* start Supplied information *

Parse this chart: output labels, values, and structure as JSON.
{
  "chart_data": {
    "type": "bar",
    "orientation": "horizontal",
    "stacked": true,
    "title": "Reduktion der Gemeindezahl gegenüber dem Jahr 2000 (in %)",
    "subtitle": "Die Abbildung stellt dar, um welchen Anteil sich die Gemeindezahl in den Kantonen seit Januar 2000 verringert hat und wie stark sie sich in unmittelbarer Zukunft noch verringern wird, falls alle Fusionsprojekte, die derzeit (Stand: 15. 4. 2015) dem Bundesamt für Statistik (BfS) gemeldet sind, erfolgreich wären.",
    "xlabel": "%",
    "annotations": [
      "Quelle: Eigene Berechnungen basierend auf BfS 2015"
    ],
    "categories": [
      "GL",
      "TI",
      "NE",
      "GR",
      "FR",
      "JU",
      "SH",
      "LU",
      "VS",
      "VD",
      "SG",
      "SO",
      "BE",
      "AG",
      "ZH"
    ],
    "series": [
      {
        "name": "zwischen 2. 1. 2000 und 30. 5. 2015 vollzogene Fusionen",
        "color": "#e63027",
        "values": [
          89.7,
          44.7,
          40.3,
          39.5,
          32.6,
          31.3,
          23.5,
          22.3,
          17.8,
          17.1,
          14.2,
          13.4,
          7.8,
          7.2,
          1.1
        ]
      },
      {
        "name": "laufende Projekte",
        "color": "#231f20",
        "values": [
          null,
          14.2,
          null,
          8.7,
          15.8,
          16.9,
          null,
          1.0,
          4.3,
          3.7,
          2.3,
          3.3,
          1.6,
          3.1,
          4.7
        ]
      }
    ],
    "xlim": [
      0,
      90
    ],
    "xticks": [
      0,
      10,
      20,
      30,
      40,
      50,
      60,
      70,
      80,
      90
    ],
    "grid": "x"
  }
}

* end Supplied information *

:: Given request ::
Filter lines by "name" and return each hit.

:: Result for this task ::
        "name": "zwischen 2. 1. 2000 und 30. 5. 2015 vollzogene Fusionen",
        "name": "laufende Projekte",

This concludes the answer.